++++ STORED RECORDS ++++

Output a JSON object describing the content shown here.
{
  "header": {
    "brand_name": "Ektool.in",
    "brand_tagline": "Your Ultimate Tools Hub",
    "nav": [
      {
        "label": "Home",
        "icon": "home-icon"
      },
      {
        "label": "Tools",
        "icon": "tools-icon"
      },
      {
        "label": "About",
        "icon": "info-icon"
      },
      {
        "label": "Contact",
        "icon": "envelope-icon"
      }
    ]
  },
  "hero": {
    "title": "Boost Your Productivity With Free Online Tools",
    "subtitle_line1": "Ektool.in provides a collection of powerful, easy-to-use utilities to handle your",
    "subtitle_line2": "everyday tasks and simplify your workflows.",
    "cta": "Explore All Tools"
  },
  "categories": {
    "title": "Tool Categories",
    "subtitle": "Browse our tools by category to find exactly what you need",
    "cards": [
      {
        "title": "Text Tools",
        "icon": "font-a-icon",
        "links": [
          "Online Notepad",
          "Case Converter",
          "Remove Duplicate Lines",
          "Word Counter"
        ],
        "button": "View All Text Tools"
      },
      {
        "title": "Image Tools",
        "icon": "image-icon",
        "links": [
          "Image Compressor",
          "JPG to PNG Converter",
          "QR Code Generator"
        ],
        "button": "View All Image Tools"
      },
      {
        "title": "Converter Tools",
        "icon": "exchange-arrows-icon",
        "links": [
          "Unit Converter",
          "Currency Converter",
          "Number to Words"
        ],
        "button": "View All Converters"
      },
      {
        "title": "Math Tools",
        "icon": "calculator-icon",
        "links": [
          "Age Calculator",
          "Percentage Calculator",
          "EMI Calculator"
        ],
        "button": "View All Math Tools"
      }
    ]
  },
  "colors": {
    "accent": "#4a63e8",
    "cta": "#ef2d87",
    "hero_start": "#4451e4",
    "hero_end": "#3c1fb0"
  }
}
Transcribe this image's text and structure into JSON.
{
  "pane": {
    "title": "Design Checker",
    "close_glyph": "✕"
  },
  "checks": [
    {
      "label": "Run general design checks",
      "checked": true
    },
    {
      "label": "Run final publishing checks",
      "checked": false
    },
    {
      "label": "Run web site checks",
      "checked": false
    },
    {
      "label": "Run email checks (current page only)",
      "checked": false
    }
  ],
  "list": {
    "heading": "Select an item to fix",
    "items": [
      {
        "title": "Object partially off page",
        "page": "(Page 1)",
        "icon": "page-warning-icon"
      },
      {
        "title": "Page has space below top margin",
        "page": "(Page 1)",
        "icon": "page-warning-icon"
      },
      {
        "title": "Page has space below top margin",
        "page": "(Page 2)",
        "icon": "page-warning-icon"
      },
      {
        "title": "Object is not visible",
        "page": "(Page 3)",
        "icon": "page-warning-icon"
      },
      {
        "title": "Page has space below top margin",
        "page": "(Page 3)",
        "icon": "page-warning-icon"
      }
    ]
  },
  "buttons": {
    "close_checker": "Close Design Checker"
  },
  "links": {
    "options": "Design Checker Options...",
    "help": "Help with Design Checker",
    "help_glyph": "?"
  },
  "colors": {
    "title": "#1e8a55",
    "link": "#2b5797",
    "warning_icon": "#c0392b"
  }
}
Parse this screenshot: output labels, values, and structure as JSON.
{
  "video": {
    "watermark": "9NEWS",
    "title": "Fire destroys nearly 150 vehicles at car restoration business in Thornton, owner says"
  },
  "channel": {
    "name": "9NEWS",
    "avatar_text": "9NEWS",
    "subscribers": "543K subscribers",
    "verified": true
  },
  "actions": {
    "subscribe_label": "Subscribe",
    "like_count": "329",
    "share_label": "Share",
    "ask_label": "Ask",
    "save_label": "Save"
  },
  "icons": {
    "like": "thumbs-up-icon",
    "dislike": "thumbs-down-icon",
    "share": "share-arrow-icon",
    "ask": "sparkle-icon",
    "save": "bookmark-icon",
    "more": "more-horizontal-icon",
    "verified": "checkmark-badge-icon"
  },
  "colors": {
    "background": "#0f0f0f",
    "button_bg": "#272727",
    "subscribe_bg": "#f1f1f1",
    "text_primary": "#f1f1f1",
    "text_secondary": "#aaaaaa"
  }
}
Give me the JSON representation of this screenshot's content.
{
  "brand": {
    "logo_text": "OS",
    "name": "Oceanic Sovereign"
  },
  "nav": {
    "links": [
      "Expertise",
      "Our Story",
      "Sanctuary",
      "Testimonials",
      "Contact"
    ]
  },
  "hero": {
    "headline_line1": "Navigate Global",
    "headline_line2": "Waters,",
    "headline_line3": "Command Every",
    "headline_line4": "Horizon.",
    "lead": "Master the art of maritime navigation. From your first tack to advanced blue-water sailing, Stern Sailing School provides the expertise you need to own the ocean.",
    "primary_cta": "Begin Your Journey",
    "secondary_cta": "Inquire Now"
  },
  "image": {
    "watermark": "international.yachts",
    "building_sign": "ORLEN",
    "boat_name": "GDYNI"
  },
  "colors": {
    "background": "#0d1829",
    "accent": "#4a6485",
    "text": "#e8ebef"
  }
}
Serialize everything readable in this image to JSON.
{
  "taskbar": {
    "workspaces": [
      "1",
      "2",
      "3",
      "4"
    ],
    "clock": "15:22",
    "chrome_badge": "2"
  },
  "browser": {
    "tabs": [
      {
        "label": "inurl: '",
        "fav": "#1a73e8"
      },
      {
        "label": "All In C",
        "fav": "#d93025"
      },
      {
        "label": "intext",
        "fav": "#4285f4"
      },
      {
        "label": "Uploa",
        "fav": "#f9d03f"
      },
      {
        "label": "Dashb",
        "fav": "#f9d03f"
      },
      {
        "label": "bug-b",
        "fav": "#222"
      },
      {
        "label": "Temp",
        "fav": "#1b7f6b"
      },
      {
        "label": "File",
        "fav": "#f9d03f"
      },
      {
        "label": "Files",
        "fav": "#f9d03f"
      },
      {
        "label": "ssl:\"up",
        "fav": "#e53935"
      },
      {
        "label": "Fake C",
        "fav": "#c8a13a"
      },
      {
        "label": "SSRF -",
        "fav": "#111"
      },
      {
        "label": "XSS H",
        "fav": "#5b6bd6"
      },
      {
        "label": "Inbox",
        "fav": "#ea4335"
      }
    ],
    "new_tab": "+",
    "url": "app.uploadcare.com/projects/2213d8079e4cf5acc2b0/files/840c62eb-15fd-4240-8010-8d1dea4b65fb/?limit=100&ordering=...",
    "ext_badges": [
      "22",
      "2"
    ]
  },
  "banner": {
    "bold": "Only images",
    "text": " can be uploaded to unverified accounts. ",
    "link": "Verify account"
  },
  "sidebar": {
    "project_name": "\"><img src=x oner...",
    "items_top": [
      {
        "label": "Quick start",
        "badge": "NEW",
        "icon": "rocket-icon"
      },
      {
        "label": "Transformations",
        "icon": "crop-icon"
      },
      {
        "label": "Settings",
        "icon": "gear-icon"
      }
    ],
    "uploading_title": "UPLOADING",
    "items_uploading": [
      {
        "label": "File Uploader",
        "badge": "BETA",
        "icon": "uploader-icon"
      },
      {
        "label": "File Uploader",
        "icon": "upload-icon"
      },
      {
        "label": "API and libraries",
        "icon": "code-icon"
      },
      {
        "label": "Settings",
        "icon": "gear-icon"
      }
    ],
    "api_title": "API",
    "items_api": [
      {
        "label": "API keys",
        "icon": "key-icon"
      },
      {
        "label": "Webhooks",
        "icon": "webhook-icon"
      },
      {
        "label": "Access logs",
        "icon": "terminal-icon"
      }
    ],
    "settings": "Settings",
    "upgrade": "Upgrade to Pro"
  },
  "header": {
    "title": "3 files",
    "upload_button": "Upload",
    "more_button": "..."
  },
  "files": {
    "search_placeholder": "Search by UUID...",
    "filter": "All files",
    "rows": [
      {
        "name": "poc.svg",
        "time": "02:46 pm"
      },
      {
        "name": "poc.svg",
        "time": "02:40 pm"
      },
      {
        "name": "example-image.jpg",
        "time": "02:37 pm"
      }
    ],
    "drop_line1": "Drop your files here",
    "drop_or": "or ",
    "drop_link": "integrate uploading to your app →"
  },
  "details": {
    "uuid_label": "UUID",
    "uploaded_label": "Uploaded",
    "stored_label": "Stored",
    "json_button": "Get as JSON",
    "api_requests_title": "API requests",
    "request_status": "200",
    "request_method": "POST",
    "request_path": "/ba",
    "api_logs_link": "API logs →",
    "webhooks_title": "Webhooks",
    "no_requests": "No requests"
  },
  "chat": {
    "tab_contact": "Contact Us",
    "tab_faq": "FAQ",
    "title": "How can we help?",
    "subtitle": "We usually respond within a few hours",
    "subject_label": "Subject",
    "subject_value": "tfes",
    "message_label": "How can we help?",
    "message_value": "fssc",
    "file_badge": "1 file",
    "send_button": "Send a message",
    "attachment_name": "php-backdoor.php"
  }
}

++++

WHAT TO WORK ON: Filter out every line that lacks the word "background", and copy the rest.

FULL SOLUTION:
    "background": "#0f0f0f",
    "background": "#0d1829",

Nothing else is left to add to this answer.